### [Objective]
Reproduce the following material exactly, including every line.
>> Start
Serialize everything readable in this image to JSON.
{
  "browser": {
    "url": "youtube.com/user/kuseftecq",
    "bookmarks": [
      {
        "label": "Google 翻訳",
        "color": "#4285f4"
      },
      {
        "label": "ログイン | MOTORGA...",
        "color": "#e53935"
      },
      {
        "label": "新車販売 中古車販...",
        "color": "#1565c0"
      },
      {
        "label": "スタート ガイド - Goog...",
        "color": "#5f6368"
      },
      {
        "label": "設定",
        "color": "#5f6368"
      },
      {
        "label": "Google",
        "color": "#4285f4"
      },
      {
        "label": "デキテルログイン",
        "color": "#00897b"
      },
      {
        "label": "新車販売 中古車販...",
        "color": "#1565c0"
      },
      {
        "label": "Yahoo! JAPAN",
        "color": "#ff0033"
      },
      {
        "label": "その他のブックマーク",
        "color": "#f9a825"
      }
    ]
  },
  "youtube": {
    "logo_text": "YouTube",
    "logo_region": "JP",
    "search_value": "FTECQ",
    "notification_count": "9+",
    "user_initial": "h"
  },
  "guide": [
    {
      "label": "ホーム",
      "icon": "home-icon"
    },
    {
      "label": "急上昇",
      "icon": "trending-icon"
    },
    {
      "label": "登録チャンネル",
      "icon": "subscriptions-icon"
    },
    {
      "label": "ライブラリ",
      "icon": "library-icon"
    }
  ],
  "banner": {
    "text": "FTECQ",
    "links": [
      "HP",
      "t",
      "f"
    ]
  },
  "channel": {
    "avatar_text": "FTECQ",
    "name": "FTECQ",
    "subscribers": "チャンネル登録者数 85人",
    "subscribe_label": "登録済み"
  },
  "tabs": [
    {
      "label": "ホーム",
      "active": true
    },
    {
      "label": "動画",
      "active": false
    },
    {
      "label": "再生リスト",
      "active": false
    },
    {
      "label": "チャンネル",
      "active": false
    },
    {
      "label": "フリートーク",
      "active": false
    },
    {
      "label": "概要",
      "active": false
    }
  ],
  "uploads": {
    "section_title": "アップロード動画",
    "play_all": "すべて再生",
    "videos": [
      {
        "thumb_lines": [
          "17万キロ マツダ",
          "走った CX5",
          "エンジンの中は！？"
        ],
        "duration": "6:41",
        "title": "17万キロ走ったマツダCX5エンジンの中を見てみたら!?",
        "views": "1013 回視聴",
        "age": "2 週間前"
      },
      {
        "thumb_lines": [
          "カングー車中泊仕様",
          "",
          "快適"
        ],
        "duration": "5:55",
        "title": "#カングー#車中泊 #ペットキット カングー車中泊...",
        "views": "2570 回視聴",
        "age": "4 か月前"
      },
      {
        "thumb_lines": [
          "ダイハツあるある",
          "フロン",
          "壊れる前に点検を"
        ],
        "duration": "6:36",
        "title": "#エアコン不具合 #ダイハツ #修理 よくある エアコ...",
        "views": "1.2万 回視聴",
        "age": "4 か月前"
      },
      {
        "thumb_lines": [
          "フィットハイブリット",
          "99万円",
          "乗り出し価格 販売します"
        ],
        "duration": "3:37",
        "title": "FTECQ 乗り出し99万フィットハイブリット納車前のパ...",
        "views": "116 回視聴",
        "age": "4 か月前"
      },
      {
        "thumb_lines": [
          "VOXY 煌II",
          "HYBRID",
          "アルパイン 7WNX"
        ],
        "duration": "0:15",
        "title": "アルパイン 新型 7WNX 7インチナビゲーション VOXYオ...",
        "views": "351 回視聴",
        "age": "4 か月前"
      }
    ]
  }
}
>> End
### [Answer to this task]
Serialize everything readable in this image to JSON.
{
  "browser": {
    "url": "youtube.com/user/kuseftecq",
    "bookmarks": [
      {
        "label": "Google 翻訳",
        "color": "#4285f4"
      },
      {
        "label": "ログイン | MOTORGA...",
        "color": "#e53935"
      },
      {
        "label": "新車販売 中古車販...",
        "color": "#1565c0"
      },
      {
        "label": "スタート ガイド - Goog...",
        "color": "#5f6368"
      },
      {
        "label": "設定",
        "color": "#5f6368"
      },
      {
        "label": "Google",
        "color": "#4285f4"
      },
      {
        "label": "デキテルログイン",
        "color": "#00897b"
      },
      {
        "label": "新車販売 中古車販...",
        "color": "#1565c0"
      },
      {
        "label": "Yahoo! JAPAN",
        "color": "#ff0033"
      },
      {
        "label": "その他のブックマーク",
        "color": "#f9a825"
      }
    ]
  },
  "youtube": {
    "logo_text": "YouTube",
    "logo_region": "JP",
    "search_value": "FTECQ",
    "notification_count": "9+",
    "user_initial": "h"
  },
  "guide": [
    {
      "label": "ホーム",
      "icon": "home-icon"
    },
    {
      "label": "急上昇",
      "icon": "trending-icon"
    },
    {
      "label": "登録チャンネル",
      "icon": "subscriptions-icon"
    },
    {
      "label": "ライブラリ",
      "icon": "library-icon"
    }
  ],
  "banner": {
    "text": "FTECQ",
    "links": [
      "HP",
      "t",
      "f"
    ]
  },
  "channel": {
    "avatar_text": "FTECQ",
    "name": "FTECQ",
    "subscribers": "チャンネル登録者数 85人",
    "subscribe_label": "登録済み"
  },
  "tabs": [
    {
      "label": "ホーム",
      "active": true
    },
    {
      "label": "動画",
      "active": false
    },
    {
      "label": "再生リスト",
      "active": false
    },
    {
      "label": "チャンネル",
      "active": false
    },
    {
      "label": "フリートーク",
      "active": false
    },
    {
      "label": "概要",
      "active": false
    }
  ],
  "uploads": {
    "section_title": "アップロード動画",
    "play_all": "すべて再生",
    "videos": [
      {
        "thumb_lines": [
          "17万キロ マツダ",
          "走った CX5",
          "エンジンの中は！？"
        ],
        "duration": "6:41",
        "title": "17万キロ走ったマツダCX5エンジンの中を見てみたら!?",
        "views": "1013 回視聴",
        "age": "2 週間前"
      },
      {
        "thumb_lines": [
          "カングー車中泊仕様",
          "",
          "快適"
        ],
        "duration": "5:55",
        "title": "#カングー#車中泊 #ペットキット カングー車中泊...",
        "views": "2570 回視聴",
        "age": "4 か月前"
      },
      {
        "thumb_lines": [
          "ダイハツあるある",
          "フロン",
          "壊れる前に点検を"
        ],
        "duration": "6:36",
        "title": "#エアコン不具合 #ダイハツ #修理 よくある エアコ...",
        "views": "1.2万 回視聴",
        "age": "4 か月前"
      },
      {
        "thumb_lines": [
          "フィットハイブリット",
          "99万円",
          "乗り出し価格 販売します"
        ],
        "duration": "3:37",
        "title": "FTECQ 乗り出し99万フィットハイブリット納車前のパ...",
        "views": "116 回視聴",
        "age": "4 か月前"
      },
      {
        "thumb_lines": [
          "VOXY 煌II",
          "HYBRID",
          "アルパイン 7WNX"
        ],
        "duration": "0:15",
        "title": "アルパイン 新型 7WNX 7インチナビゲーション VOXYオ...",
        "views": "351 回視聴",
        "age": "4 か月前"
      }
    ]
  }
}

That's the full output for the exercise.